**Exercise:** Find the string "JSON" in the data, then copy every line where it is found.

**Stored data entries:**
---*---

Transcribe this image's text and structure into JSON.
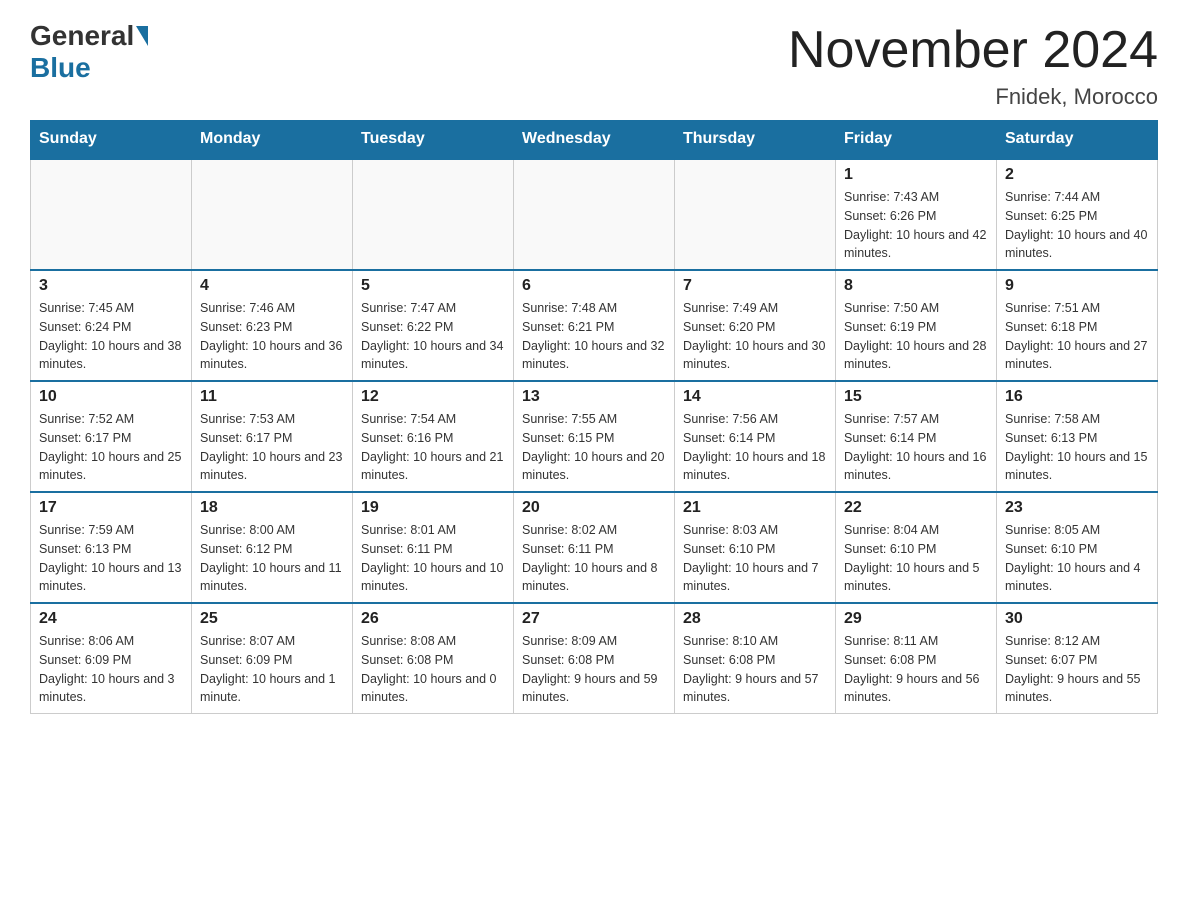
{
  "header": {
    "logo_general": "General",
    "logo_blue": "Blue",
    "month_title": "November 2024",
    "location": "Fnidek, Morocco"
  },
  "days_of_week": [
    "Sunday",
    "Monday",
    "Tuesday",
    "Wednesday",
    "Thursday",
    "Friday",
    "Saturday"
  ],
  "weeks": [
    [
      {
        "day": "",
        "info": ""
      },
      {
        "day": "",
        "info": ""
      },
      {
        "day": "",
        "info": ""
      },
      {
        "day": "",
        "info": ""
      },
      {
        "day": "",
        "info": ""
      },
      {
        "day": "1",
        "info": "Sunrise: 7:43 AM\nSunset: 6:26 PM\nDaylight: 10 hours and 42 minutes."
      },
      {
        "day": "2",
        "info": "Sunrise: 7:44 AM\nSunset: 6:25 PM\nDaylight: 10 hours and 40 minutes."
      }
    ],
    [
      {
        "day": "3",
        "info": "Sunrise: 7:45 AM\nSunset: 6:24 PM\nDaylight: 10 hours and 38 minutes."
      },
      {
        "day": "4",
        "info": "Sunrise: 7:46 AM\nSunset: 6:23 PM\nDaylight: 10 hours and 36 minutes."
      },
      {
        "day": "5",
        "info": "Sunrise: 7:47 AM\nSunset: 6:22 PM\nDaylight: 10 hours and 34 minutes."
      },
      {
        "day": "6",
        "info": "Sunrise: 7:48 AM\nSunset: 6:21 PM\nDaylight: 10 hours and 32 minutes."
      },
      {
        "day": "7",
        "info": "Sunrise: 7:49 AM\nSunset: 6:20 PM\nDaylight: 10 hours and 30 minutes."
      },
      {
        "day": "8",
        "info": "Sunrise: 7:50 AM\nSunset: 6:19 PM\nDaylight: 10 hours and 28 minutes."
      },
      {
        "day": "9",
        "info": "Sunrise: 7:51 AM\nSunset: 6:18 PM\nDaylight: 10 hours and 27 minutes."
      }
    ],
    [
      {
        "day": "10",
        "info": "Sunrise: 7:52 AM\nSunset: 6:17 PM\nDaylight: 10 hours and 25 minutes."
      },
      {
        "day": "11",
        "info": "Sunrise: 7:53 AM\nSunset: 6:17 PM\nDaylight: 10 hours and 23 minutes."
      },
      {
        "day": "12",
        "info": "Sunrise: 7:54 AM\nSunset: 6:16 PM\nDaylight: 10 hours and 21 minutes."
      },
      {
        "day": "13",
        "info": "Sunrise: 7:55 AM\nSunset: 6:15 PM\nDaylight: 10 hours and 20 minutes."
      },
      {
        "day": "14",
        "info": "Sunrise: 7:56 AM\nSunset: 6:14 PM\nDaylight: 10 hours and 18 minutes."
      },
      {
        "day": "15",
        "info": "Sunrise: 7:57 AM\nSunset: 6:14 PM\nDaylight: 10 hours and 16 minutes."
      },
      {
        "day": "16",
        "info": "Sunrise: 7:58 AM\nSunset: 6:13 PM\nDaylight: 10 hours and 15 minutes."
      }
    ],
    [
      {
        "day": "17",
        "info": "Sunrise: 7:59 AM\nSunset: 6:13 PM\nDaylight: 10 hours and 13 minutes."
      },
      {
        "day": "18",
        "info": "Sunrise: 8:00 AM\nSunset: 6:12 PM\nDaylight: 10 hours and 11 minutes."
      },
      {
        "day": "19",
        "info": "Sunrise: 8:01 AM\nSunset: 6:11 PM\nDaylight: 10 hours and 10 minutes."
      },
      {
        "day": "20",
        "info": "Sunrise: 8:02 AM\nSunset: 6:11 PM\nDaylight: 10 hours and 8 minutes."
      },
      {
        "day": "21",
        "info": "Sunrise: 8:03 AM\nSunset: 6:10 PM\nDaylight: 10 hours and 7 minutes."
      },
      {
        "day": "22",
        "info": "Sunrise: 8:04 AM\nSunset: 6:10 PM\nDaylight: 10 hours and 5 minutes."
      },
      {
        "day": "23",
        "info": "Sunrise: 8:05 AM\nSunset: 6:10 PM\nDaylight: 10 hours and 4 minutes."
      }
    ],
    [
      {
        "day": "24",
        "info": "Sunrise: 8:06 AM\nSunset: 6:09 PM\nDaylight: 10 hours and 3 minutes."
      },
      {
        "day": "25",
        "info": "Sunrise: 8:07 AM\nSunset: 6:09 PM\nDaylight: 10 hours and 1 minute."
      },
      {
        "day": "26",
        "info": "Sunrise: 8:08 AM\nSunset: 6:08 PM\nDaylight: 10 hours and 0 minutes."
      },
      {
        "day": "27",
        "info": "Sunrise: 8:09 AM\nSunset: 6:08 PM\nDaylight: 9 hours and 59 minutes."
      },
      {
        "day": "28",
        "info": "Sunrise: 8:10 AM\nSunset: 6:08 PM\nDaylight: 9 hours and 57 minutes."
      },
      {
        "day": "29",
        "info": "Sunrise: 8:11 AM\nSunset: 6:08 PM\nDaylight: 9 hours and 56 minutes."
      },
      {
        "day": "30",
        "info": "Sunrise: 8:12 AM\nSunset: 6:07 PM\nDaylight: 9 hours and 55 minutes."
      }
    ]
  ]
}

---*---

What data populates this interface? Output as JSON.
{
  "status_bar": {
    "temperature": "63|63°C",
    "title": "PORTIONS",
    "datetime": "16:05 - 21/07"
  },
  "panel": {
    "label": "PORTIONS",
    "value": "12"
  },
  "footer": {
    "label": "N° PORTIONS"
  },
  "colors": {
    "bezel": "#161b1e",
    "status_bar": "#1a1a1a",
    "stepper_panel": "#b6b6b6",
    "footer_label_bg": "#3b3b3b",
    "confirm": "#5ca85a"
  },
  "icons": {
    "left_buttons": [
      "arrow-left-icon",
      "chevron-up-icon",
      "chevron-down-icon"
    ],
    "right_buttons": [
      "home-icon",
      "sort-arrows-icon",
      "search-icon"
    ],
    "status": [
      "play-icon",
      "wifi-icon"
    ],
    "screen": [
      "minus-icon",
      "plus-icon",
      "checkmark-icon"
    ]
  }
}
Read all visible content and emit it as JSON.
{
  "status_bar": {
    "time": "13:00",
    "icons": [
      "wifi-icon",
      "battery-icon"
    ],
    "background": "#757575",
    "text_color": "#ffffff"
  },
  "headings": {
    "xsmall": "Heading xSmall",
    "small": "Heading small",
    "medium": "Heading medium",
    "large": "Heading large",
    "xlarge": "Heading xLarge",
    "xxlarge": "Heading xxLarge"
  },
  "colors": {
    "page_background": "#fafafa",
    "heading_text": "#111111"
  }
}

---*---

**Solution to this problem:**
Transcribe this image's text and structure into JSON.
What data populates this interface? Output as JSON.
Read all visible content and emit it as JSON.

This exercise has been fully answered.